ENTRIES SUPPLIED ::

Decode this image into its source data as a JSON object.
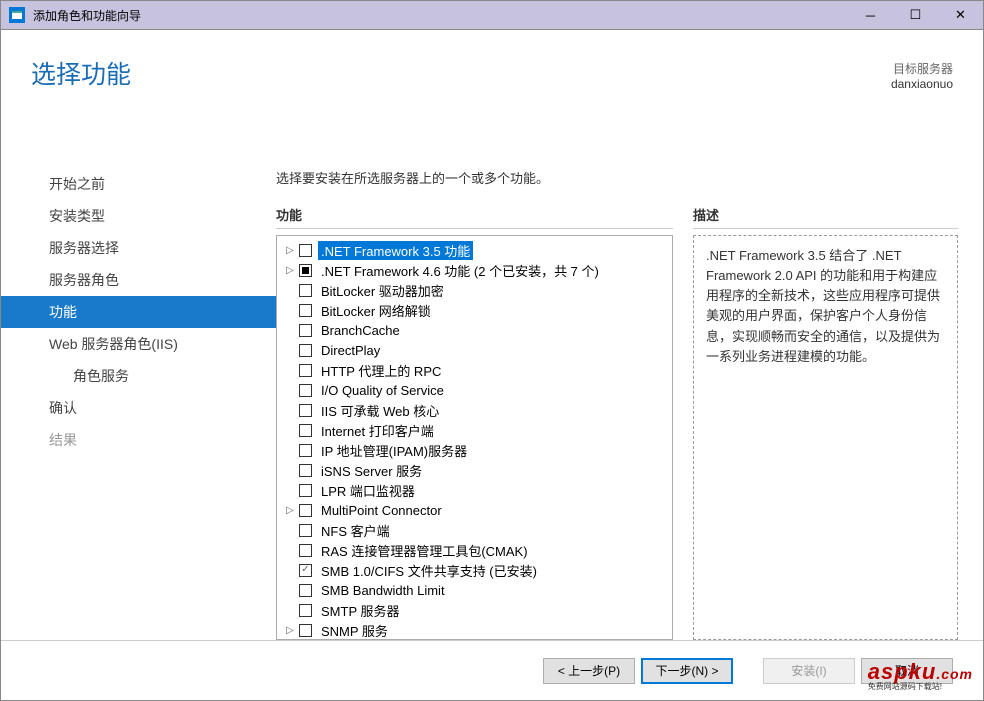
{
  "window": {
    "title": "添加角色和功能向导"
  },
  "header": {
    "title": "选择功能",
    "target_label": "目标服务器",
    "target_name": "danxiaonuo"
  },
  "steps": [
    {
      "label": "开始之前",
      "active": false,
      "sub": false
    },
    {
      "label": "安装类型",
      "active": false,
      "sub": false
    },
    {
      "label": "服务器选择",
      "active": false,
      "sub": false
    },
    {
      "label": "服务器角色",
      "active": false,
      "sub": false
    },
    {
      "label": "功能",
      "active": true,
      "sub": false
    },
    {
      "label": "Web 服务器角色(IIS)",
      "active": false,
      "sub": false
    },
    {
      "label": "角色服务",
      "active": false,
      "sub": true
    },
    {
      "label": "确认",
      "active": false,
      "sub": false
    },
    {
      "label": "结果",
      "active": false,
      "sub": false,
      "disabled": true
    }
  ],
  "main": {
    "instruction": "选择要安装在所选服务器上的一个或多个功能。",
    "features_header": "功能",
    "description_header": "描述",
    "description_text": ".NET Framework 3.5 结合了 .NET Framework 2.0 API 的功能和用于构建应用程序的全新技术，这些应用程序可提供美观的用户界面，保护客户个人身份信息，实现顺畅而安全的通信，以及提供为一系列业务进程建模的功能。"
  },
  "features": [
    {
      "label": ".NET Framework 3.5 功能",
      "expander": "▷",
      "check": "unchecked",
      "selected": true
    },
    {
      "label": ".NET Framework 4.6 功能 (2 个已安装，共 7 个)",
      "expander": "▷",
      "check": "partial"
    },
    {
      "label": "BitLocker 驱动器加密",
      "expander": "",
      "check": "unchecked"
    },
    {
      "label": "BitLocker 网络解锁",
      "expander": "",
      "check": "unchecked"
    },
    {
      "label": "BranchCache",
      "expander": "",
      "check": "unchecked"
    },
    {
      "label": "DirectPlay",
      "expander": "",
      "check": "unchecked"
    },
    {
      "label": "HTTP 代理上的 RPC",
      "expander": "",
      "check": "unchecked"
    },
    {
      "label": "I/O Quality of Service",
      "expander": "",
      "check": "unchecked"
    },
    {
      "label": "IIS 可承载 Web 核心",
      "expander": "",
      "check": "unchecked"
    },
    {
      "label": "Internet 打印客户端",
      "expander": "",
      "check": "unchecked"
    },
    {
      "label": "IP 地址管理(IPAM)服务器",
      "expander": "",
      "check": "unchecked"
    },
    {
      "label": "iSNS Server 服务",
      "expander": "",
      "check": "unchecked"
    },
    {
      "label": "LPR 端口监视器",
      "expander": "",
      "check": "unchecked"
    },
    {
      "label": "MultiPoint Connector",
      "expander": "▷",
      "check": "unchecked"
    },
    {
      "label": "NFS 客户端",
      "expander": "",
      "check": "unchecked"
    },
    {
      "label": "RAS 连接管理器管理工具包(CMAK)",
      "expander": "",
      "check": "unchecked"
    },
    {
      "label": "SMB 1.0/CIFS 文件共享支持 (已安装)",
      "expander": "",
      "check": "checked"
    },
    {
      "label": "SMB Bandwidth Limit",
      "expander": "",
      "check": "unchecked"
    },
    {
      "label": "SMTP 服务器",
      "expander": "",
      "check": "unchecked"
    },
    {
      "label": "SNMP 服务",
      "expander": "▷",
      "check": "unchecked"
    }
  ],
  "buttons": {
    "prev": "< 上一步(P)",
    "next": "下一步(N) >",
    "install": "安装(I)",
    "cancel": "取消"
  },
  "watermark": {
    "main": "aspku",
    "suffix": ".com",
    "sub": "免费网站源码下载站!"
  }
}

EXERCISE DESCRIPTION :: Reproduce every line exactly and omit all pictures.

PROBLEM SOLUTION ::
Decode this image into its source data as a JSON object.
{
  "window": {
    "title": "添加角色和功能向导"
  },
  "header": {
    "title": "选择功能",
    "target_label": "目标服务器",
    "target_name": "danxiaonuo"
  },
  "steps": [
    {
      "label": "开始之前",
      "active": false,
      "sub": false
    },
    {
      "label": "安装类型",
      "active": false,
      "sub": false
    },
    {
      "label": "服务器选择",
      "active": false,
      "sub": false
    },
    {
      "label": "服务器角色",
      "active": false,
      "sub": false
    },
    {
      "label": "功能",
      "active": true,
      "sub": false
    },
    {
      "label": "Web 服务器角色(IIS)",
      "active": false,
      "sub": false
    },
    {
      "label": "角色服务",
      "active": false,
      "sub": true
    },
    {
      "label": "确认",
      "active": false,
      "sub": false
    },
    {
      "label": "结果",
      "active": false,
      "sub": false,
      "disabled": true
    }
  ],
  "main": {
    "instruction": "选择要安装在所选服务器上的一个或多个功能。",
    "features_header": "功能",
    "description_header": "描述",
    "description_text": ".NET Framework 3.5 结合了 .NET Framework 2.0 API 的功能和用于构建应用程序的全新技术，这些应用程序可提供美观的用户界面，保护客户个人身份信息，实现顺畅而安全的通信，以及提供为一系列业务进程建模的功能。"
  },
  "features": [
    {
      "label": ".NET Framework 3.5 功能",
      "expander": "▷",
      "check": "unchecked",
      "selected": true
    },
    {
      "label": ".NET Framework 4.6 功能 (2 个已安装，共 7 个)",
      "expander": "▷",
      "check": "partial"
    },
    {
      "label": "BitLocker 驱动器加密",
      "expander": "",
      "check": "unchecked"
    },
    {
      "label": "BitLocker 网络解锁",
      "expander": "",
      "check": "unchecked"
    },
    {
      "label": "BranchCache",
      "expander": "",
      "check": "unchecked"
    },
    {
      "label": "DirectPlay",
      "expander": "",
      "check": "unchecked"
    },
    {
      "label": "HTTP 代理上的 RPC",
      "expander": "",
      "check": "unchecked"
    },
    {
      "label": "I/O Quality of Service",
      "expander": "",
      "check": "unchecked"
    },
    {
      "label": "IIS 可承载 Web 核心",
      "expander": "",
      "check": "unchecked"
    },
    {
      "label": "Internet 打印客户端",
      "expander": "",
      "check": "unchecked"
    },
    {
      "label": "IP 地址管理(IPAM)服务器",
      "expander": "",
      "check": "unchecked"
    },
    {
      "label": "iSNS Server 服务",
      "expander": "",
      "check": "unchecked"
    },
    {
      "label": "LPR 端口监视器",
      "expander": "",
      "check": "unchecked"
    },
    {
      "label": "MultiPoint Connector",
      "expander": "▷",
      "check": "unchecked"
    },
    {
      "label": "NFS 客户端",
      "expander": "",
      "check": "unchecked"
    },
    {
      "label": "RAS 连接管理器管理工具包(CMAK)",
      "expander": "",
      "check": "unchecked"
    },
    {
      "label": "SMB 1.0/CIFS 文件共享支持 (已安装)",
      "expander": "",
      "check": "checked"
    },
    {
      "label": "SMB Bandwidth Limit",
      "expander": "",
      "check": "unchecked"
    },
    {
      "label": "SMTP 服务器",
      "expander": "",
      "check": "unchecked"
    },
    {
      "label": "SNMP 服务",
      "expander": "▷",
      "check": "unchecked"
    }
  ],
  "buttons": {
    "prev": "< 上一步(P)",
    "next": "下一步(N) >",
    "install": "安装(I)",
    "cancel": "取消"
  },
  "watermark": {
    "main": "aspku",
    "suffix": ".com",
    "sub": "免费网站源码下载站!"
  }
}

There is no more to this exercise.